#### To do
Pick out the lines below that include the string "Freq".
____________________
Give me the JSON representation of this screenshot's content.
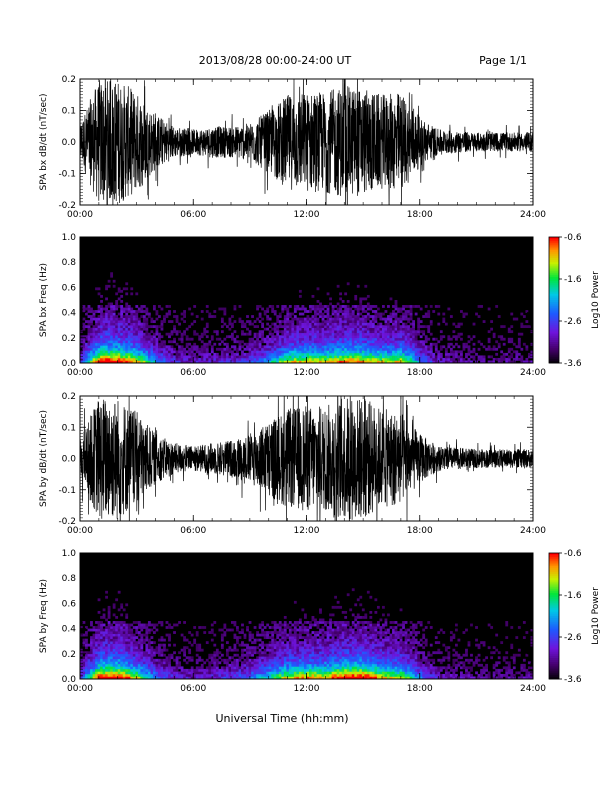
{
  "header": {
    "title": "2013/08/28  00:00-24:00 UT",
    "page": "Page 1/1"
  },
  "footer": {
    "xlabel": "Universal Time (hh:mm)"
  },
  "chart_data": [
    {
      "type": "line",
      "ylabel": "SPA bx dB/dt (nT/sec)",
      "ylim": [
        -0.2,
        0.2
      ],
      "yticks": [
        "0.2",
        "0.1",
        "0.0",
        "-0.1",
        "-0.2"
      ],
      "xlim": [
        "00:00",
        "24:00"
      ],
      "xticks": [
        "00:00",
        "06:00",
        "12:00",
        "18:00",
        "24:00"
      ],
      "series": [
        {
          "x": [
            "00:00",
            "01:00",
            "02:00",
            "03:00",
            "04:00",
            "05:00",
            "06:00",
            "07:00",
            "08:00",
            "09:00",
            "10:00",
            "11:00",
            "12:00",
            "13:00",
            "14:00",
            "15:00",
            "16:00",
            "17:00",
            "18:00",
            "19:00",
            "20:00",
            "21:00",
            "22:00",
            "23:00",
            "24:00"
          ],
          "amplitude": [
            0.06,
            0.2,
            0.2,
            0.16,
            0.09,
            0.05,
            0.04,
            0.05,
            0.05,
            0.06,
            0.1,
            0.15,
            0.16,
            0.16,
            0.18,
            0.17,
            0.15,
            0.16,
            0.08,
            0.04,
            0.035,
            0.03,
            0.03,
            0.03,
            0.03
          ]
        }
      ]
    },
    {
      "type": "heatmap",
      "ylabel": "SPA bx Freq (Hz)",
      "ylim": [
        0.0,
        1.0
      ],
      "yticks": [
        "1.0",
        "0.8",
        "0.6",
        "0.4",
        "0.2",
        "0.0"
      ],
      "xticks": [
        "00:00",
        "06:00",
        "12:00",
        "18:00",
        "24:00"
      ],
      "colorbar": {
        "label": "Log10 Power",
        "range": [
          -3.6,
          -0.6
        ],
        "ticks": [
          "-0.6",
          "-1.6",
          "-2.6",
          "-3.6"
        ]
      }
    },
    {
      "type": "line",
      "ylabel": "SPA by dB/dt (nT/sec)",
      "ylim": [
        -0.2,
        0.2
      ],
      "yticks": [
        "0.2",
        "0.1",
        "0.0",
        "-0.1",
        "-0.2"
      ],
      "xlim": [
        "00:00",
        "24:00"
      ],
      "xticks": [
        "00:00",
        "06:00",
        "12:00",
        "18:00",
        "24:00"
      ],
      "series": [
        {
          "x": [
            "00:00",
            "01:00",
            "02:00",
            "03:00",
            "04:00",
            "05:00",
            "06:00",
            "07:00",
            "08:00",
            "09:00",
            "10:00",
            "11:00",
            "12:00",
            "13:00",
            "14:00",
            "15:00",
            "16:00",
            "17:00",
            "18:00",
            "19:00",
            "20:00",
            "21:00",
            "22:00",
            "23:00",
            "24:00"
          ],
          "amplitude": [
            0.06,
            0.2,
            0.2,
            0.15,
            0.08,
            0.05,
            0.04,
            0.05,
            0.06,
            0.08,
            0.12,
            0.16,
            0.17,
            0.17,
            0.2,
            0.2,
            0.16,
            0.15,
            0.08,
            0.04,
            0.035,
            0.03,
            0.03,
            0.03,
            0.03
          ]
        }
      ]
    },
    {
      "type": "heatmap",
      "ylabel": "SPA by Freq (Hz)",
      "ylim": [
        0.0,
        1.0
      ],
      "yticks": [
        "1.0",
        "0.8",
        "0.6",
        "0.4",
        "0.2",
        "0.0"
      ],
      "xticks": [
        "00:00",
        "06:00",
        "12:00",
        "18:00",
        "24:00"
      ],
      "colorbar": {
        "label": "Log10 Power",
        "range": [
          -3.6,
          -0.6
        ],
        "ticks": [
          "-0.6",
          "-1.6",
          "-2.6",
          "-3.6"
        ]
      }
    }
  ]
}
____________________
#### Final result
      "ylabel": "SPA bx Freq (Hz)",
      "ylabel": "SPA by Freq (Hz)",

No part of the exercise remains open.